◆ **EXERCISE REQUIREMENTS**
Locate every line in the records below that holds the word "right" and return each one.

◆ **EXTRACTED DATA**
┌──

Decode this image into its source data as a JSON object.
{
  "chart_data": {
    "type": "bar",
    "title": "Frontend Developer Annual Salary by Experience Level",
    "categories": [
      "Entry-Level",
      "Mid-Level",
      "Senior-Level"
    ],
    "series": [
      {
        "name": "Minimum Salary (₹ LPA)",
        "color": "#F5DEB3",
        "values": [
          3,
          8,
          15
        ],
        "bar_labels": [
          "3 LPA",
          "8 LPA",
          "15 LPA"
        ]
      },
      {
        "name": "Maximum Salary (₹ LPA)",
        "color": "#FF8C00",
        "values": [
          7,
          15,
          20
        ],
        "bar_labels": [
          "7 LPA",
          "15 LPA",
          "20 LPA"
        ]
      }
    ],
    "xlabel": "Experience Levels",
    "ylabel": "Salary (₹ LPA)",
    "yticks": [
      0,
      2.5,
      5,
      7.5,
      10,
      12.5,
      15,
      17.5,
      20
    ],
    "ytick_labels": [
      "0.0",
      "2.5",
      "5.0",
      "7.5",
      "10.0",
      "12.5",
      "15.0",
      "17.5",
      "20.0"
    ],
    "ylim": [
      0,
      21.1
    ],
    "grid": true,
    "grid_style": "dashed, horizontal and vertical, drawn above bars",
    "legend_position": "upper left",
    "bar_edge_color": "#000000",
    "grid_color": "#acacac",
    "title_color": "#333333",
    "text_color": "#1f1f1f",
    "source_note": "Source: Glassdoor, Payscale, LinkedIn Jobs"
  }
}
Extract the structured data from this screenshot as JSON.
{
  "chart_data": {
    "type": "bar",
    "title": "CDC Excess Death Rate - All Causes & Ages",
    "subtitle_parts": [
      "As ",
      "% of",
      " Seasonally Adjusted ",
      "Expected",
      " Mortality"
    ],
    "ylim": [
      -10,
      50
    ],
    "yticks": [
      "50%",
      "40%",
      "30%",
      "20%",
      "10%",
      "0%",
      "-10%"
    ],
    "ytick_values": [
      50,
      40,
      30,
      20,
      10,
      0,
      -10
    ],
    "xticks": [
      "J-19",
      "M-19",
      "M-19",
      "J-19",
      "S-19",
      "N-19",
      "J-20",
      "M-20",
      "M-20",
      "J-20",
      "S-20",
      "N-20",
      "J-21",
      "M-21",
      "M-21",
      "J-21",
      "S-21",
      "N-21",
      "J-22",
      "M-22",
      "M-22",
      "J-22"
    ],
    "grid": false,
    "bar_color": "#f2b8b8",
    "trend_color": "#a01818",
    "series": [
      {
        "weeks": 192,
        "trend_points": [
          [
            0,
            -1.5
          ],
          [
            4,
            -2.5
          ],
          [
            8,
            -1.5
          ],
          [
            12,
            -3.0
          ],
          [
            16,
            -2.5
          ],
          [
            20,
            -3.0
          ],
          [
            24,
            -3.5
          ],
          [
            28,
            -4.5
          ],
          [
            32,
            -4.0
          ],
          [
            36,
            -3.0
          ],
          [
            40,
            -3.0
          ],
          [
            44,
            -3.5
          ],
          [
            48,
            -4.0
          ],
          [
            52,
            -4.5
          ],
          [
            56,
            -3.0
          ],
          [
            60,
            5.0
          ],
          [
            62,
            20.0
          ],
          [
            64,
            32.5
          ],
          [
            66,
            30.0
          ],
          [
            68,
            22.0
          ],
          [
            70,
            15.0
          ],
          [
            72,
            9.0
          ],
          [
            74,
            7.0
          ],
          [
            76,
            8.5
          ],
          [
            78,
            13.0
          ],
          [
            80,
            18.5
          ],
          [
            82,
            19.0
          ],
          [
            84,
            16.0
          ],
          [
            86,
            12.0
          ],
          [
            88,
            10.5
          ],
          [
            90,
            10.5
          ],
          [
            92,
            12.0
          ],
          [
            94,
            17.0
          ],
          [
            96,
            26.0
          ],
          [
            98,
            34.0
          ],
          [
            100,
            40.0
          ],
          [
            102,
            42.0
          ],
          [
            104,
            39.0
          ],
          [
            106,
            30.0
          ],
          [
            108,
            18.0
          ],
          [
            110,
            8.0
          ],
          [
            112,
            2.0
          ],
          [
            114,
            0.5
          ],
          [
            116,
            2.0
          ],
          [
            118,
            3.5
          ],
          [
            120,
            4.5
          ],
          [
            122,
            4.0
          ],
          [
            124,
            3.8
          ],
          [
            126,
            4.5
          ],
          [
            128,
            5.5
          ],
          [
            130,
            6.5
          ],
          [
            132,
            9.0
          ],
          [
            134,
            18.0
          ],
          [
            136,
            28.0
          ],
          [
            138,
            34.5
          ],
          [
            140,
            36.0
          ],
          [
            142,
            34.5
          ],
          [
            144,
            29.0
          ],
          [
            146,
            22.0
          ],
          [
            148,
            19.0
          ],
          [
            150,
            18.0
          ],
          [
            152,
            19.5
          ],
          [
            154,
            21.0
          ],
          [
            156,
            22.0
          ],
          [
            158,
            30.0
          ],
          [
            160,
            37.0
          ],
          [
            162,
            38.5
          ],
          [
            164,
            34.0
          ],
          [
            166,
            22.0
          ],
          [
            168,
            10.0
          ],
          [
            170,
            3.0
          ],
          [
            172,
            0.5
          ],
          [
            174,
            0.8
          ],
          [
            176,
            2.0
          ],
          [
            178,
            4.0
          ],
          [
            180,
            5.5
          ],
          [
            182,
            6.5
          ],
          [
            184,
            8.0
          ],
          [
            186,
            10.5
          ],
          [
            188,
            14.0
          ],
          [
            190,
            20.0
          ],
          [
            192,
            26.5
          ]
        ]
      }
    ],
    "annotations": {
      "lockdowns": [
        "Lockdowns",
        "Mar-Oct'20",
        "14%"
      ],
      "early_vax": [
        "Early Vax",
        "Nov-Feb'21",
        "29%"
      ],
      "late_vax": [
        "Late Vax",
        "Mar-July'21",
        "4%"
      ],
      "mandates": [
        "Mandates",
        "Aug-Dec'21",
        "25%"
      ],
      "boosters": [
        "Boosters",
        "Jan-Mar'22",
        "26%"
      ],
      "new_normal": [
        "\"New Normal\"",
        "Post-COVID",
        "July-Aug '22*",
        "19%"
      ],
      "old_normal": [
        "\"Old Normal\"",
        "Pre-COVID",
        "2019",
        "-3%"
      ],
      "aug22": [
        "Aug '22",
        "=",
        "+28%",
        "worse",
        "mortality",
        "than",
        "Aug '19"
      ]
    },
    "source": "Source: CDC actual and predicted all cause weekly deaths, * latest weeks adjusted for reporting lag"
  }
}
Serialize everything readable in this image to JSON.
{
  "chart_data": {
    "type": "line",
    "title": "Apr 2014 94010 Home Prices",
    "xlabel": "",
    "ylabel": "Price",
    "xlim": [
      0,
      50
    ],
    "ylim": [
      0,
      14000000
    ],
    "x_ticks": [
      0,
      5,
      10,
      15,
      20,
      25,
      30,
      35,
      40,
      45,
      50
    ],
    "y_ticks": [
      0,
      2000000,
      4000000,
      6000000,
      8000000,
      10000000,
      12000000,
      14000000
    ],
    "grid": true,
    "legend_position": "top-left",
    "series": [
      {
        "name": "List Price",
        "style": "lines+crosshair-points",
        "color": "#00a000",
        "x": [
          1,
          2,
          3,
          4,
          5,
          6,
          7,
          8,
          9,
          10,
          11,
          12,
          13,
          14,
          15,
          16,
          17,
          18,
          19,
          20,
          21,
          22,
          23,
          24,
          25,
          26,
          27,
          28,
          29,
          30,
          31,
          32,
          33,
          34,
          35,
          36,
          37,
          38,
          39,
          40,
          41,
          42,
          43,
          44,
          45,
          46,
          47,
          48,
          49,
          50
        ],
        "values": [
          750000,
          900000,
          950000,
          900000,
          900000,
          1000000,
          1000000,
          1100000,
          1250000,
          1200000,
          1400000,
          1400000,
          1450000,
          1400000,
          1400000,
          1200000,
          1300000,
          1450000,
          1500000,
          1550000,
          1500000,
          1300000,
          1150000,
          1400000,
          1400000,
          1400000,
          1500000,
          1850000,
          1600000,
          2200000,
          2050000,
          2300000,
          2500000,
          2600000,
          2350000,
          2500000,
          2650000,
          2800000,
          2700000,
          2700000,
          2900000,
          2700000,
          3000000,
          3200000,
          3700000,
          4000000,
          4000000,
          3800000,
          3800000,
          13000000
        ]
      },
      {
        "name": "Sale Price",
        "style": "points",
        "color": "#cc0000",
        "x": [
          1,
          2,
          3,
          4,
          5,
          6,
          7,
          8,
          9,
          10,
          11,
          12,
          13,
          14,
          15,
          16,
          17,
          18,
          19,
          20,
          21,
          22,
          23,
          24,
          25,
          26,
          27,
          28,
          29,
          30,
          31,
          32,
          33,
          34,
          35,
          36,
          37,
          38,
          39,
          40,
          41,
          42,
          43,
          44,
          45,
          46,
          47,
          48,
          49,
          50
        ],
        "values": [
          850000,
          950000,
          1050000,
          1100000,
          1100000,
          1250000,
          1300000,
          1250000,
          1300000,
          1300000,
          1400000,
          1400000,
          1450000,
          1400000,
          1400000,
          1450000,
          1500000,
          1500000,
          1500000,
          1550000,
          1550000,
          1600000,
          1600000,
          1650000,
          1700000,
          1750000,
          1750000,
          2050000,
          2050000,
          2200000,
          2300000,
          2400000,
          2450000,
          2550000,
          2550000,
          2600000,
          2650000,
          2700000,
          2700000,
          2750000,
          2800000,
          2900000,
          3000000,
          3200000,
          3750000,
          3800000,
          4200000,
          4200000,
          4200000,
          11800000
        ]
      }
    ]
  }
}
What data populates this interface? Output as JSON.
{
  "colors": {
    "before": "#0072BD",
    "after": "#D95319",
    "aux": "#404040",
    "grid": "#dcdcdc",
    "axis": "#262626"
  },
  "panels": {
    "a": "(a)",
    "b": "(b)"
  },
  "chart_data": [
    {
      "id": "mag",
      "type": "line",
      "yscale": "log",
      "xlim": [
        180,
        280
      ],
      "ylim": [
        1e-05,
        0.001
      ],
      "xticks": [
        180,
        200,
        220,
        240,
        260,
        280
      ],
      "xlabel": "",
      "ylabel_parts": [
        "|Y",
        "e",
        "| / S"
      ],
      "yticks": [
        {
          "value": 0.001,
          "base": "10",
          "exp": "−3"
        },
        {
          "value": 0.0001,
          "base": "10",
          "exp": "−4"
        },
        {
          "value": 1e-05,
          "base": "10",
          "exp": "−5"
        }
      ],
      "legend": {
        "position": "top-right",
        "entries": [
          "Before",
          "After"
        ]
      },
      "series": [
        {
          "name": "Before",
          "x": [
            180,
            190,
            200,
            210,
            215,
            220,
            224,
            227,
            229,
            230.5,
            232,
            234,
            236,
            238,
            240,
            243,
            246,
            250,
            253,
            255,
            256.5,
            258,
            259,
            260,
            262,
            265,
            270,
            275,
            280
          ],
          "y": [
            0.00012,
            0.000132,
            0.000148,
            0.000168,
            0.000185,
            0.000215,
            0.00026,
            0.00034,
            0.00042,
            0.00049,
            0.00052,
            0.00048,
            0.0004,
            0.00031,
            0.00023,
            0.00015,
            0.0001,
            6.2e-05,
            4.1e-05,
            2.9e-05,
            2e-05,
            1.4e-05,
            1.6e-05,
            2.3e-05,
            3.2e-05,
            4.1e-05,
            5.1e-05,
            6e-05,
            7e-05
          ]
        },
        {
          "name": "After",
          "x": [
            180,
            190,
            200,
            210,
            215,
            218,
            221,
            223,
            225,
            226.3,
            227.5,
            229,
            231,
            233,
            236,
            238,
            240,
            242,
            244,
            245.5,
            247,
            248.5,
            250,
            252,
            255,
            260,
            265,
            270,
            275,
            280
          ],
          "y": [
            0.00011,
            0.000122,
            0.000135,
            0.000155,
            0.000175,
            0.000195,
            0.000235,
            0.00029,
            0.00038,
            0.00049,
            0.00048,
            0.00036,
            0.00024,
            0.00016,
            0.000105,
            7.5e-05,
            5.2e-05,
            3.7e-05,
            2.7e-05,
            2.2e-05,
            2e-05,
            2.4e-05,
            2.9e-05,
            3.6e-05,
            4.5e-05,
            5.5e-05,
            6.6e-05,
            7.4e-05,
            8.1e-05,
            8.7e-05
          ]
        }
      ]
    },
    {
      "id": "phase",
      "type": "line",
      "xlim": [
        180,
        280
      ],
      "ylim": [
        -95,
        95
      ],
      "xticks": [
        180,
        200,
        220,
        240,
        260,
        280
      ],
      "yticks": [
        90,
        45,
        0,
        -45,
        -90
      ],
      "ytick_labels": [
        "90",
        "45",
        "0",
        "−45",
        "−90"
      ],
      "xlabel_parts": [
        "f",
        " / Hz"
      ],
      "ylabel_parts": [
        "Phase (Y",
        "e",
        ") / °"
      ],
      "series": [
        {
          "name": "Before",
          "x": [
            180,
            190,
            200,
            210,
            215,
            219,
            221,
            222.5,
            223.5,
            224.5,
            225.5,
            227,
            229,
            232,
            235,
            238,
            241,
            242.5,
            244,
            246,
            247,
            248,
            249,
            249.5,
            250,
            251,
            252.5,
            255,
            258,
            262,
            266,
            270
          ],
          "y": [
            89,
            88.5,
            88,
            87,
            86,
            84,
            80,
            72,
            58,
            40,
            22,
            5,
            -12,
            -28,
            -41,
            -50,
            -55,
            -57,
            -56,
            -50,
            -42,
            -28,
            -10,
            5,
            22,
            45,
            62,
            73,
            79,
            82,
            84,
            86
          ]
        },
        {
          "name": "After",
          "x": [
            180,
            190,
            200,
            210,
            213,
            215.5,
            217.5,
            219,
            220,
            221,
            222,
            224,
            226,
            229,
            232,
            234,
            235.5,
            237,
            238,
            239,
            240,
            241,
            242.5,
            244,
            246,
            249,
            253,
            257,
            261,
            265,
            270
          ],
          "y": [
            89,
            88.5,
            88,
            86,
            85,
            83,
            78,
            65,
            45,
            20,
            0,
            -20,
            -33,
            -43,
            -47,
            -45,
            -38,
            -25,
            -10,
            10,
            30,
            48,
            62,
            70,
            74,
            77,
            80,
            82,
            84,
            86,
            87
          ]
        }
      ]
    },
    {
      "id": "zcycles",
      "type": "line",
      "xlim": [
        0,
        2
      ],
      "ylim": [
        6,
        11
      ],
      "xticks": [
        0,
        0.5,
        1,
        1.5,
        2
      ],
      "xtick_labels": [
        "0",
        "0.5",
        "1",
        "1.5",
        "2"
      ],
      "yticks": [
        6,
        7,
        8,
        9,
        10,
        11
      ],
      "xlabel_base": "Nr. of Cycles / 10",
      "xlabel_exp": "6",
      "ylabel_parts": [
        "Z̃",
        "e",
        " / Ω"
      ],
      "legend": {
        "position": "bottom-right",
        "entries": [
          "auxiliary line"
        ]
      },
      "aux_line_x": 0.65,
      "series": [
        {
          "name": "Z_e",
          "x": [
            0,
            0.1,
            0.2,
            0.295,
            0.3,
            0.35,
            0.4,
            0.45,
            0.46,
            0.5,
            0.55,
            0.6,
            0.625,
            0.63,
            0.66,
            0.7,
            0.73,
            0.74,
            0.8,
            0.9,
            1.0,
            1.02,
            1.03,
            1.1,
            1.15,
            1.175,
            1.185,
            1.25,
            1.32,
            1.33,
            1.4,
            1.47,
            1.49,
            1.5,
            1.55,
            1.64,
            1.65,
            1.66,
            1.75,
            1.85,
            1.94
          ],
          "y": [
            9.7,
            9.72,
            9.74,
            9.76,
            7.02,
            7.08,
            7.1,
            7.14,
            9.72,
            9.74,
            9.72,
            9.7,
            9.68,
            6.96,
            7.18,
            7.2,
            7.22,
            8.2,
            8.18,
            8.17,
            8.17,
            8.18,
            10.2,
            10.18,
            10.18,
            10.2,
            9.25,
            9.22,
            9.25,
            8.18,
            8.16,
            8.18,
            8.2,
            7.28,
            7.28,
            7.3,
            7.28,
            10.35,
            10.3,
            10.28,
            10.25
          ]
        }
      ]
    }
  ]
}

└──

◆ **RESULT**
        "position": "top-right",
        "position": "bottom-right",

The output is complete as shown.